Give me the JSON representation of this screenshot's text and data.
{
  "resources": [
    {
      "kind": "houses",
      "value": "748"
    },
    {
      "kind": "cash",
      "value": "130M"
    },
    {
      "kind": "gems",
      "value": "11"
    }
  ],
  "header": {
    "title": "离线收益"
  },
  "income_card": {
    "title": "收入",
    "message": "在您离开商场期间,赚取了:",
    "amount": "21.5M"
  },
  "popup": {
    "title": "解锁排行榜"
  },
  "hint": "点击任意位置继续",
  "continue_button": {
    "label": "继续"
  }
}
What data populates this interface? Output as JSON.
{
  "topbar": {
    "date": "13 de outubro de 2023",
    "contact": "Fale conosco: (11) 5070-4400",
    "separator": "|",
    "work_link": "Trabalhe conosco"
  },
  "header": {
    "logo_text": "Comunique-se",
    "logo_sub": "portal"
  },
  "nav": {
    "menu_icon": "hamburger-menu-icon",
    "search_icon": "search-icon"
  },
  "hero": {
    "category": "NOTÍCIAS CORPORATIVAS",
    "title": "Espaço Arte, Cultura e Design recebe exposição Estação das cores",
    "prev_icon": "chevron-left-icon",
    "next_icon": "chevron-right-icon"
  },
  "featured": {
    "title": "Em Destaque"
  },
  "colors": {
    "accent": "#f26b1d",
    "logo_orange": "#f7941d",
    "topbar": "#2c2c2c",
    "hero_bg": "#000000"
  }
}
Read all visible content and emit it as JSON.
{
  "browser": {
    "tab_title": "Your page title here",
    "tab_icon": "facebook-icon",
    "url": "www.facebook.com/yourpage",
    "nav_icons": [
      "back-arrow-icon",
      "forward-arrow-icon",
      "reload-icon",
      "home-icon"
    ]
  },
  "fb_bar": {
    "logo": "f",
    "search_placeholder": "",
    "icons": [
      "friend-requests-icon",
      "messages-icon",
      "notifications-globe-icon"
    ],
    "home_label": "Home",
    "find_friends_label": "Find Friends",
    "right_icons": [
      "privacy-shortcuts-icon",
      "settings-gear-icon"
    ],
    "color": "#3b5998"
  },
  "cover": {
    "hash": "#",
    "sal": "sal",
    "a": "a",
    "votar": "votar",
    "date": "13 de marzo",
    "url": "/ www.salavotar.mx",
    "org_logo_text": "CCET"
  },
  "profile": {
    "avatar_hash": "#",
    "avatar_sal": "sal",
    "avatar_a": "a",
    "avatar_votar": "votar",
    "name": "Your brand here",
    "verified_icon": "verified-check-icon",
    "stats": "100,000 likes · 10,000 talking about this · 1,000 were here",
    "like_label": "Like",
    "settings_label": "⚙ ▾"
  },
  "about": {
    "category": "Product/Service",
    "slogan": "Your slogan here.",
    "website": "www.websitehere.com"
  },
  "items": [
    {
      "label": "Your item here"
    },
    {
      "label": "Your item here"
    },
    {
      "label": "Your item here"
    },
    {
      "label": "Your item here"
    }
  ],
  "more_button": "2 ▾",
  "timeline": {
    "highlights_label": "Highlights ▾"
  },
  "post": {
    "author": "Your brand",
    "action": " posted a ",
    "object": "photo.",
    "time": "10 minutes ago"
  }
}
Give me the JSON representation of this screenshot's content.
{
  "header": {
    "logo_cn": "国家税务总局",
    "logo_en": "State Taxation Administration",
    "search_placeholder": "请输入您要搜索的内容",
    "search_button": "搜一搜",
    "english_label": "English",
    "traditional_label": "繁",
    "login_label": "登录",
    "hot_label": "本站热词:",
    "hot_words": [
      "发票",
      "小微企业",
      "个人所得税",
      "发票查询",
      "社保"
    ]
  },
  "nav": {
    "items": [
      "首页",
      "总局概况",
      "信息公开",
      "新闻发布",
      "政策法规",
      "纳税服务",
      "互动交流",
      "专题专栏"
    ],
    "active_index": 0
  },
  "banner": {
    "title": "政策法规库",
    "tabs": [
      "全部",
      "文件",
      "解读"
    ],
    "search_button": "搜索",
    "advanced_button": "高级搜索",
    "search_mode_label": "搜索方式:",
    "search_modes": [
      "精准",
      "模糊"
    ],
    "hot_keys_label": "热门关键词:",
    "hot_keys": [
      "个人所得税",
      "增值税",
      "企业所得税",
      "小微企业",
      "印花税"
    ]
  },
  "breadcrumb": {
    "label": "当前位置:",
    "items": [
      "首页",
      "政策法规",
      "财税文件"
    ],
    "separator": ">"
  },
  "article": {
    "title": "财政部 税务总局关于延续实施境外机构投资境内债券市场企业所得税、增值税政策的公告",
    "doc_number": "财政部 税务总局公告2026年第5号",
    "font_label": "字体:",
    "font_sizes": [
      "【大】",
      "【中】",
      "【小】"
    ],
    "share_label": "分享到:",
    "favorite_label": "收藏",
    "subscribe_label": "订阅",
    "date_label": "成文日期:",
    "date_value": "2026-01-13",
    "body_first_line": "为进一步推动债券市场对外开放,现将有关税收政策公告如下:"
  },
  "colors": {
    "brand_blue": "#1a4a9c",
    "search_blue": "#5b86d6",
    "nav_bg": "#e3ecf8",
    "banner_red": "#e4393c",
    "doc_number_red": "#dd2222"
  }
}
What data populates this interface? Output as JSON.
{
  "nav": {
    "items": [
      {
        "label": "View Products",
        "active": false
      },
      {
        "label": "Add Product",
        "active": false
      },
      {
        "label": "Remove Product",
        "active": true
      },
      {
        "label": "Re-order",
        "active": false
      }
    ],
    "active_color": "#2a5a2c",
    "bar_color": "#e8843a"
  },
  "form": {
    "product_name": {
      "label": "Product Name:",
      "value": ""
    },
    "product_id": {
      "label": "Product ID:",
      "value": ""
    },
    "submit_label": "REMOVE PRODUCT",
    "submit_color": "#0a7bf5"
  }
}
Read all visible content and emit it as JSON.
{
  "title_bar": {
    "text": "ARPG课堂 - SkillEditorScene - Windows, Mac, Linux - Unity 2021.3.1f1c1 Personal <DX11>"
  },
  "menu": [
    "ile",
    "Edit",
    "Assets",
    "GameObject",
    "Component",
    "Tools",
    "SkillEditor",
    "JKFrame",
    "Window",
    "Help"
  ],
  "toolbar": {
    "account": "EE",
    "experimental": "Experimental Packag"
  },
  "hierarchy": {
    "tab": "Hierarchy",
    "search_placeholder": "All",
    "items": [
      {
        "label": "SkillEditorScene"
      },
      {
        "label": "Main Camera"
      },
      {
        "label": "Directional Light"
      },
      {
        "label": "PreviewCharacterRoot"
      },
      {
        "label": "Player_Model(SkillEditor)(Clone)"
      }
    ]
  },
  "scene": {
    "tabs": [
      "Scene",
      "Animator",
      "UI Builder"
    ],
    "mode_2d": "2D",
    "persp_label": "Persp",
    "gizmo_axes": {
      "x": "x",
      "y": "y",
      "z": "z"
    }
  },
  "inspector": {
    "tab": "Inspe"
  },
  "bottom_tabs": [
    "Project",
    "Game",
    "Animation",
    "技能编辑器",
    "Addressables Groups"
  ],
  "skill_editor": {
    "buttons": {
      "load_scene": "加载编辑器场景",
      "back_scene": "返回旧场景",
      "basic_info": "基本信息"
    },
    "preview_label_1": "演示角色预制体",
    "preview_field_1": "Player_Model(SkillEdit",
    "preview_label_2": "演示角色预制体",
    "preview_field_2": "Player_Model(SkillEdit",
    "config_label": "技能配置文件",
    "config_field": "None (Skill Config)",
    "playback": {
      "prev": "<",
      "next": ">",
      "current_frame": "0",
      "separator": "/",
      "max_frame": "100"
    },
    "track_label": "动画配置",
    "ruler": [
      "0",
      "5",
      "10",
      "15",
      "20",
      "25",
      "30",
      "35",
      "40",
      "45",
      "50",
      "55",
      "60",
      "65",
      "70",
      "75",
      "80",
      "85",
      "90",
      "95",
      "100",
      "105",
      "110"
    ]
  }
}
---------------
## WHAT TO PRODUCE
Count how many lines above carry the word "SkillEditorScene". Only the number is required.

## RESULT
2